* begin Data records *

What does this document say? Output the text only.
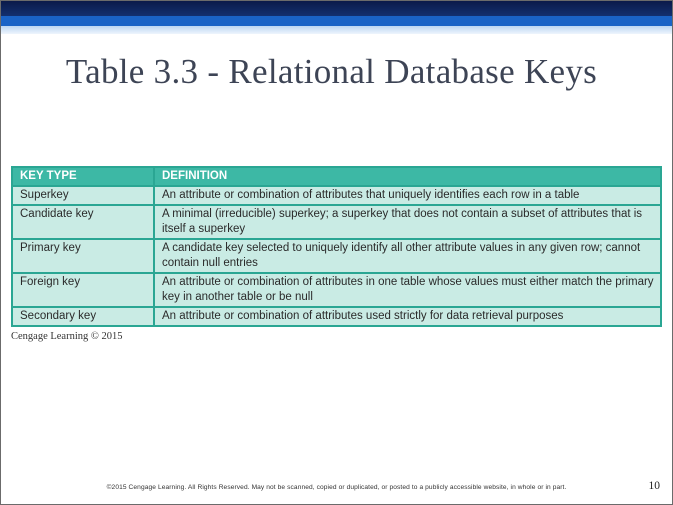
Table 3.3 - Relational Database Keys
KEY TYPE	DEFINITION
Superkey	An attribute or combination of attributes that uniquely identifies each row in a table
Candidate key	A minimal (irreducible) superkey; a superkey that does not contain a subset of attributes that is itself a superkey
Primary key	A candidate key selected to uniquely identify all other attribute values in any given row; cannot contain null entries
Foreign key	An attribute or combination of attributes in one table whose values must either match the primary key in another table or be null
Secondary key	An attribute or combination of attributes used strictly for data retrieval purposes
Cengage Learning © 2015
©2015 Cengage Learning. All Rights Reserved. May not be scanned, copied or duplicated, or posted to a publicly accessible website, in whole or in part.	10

* end Data records *
* begin Data records *

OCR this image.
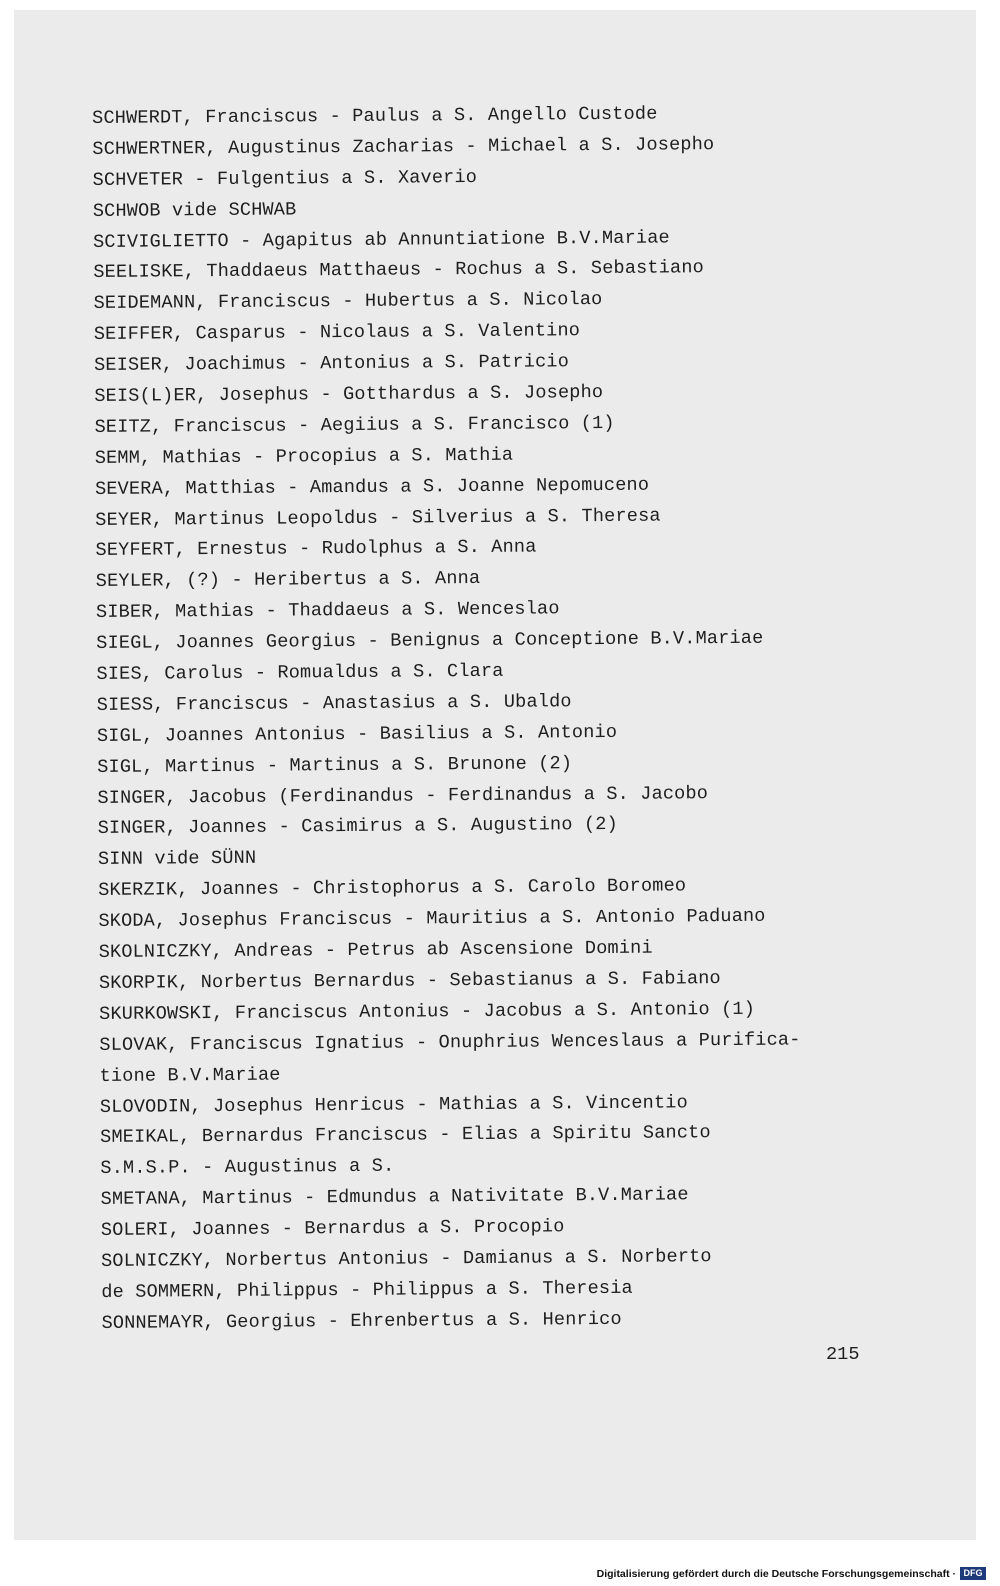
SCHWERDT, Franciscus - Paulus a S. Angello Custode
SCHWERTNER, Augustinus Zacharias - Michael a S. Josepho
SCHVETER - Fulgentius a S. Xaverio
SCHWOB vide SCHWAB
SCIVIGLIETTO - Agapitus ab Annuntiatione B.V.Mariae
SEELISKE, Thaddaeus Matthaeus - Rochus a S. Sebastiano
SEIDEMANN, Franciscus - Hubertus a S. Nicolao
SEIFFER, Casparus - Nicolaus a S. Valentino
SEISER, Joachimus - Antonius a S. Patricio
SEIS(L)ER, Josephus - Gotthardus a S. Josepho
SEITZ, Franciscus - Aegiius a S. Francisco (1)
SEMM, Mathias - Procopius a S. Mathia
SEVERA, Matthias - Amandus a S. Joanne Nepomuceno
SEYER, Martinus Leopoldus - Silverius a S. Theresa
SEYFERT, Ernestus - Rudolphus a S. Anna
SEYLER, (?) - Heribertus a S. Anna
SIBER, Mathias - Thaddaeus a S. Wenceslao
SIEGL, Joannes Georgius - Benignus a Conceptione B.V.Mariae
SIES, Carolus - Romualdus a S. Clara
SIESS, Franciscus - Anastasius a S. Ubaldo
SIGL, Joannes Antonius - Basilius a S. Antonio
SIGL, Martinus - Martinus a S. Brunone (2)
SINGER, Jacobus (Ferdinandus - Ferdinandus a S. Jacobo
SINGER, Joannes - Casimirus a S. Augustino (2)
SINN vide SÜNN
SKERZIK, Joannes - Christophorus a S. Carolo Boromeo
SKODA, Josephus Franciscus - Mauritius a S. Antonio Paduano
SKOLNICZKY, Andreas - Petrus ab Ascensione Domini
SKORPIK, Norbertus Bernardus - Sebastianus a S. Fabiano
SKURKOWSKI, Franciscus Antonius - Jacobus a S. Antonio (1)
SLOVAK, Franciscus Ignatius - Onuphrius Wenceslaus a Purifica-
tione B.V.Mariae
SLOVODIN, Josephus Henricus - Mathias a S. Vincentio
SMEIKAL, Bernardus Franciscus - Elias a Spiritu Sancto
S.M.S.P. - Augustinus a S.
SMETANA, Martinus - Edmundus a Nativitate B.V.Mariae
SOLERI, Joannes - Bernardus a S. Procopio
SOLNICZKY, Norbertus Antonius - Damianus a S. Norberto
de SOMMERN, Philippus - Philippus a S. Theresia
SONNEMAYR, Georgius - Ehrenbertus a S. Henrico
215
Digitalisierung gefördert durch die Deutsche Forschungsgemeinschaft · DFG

* end Data records *

Short problem: Filter the listing for the word "SINGER" and copy every line that holds it.

Answer to this exercise:
SINGER, Jacobus (Ferdinandus - Ferdinandus a S. Jacobo
SINGER, Joannes - Casimirus a S. Augustino (2)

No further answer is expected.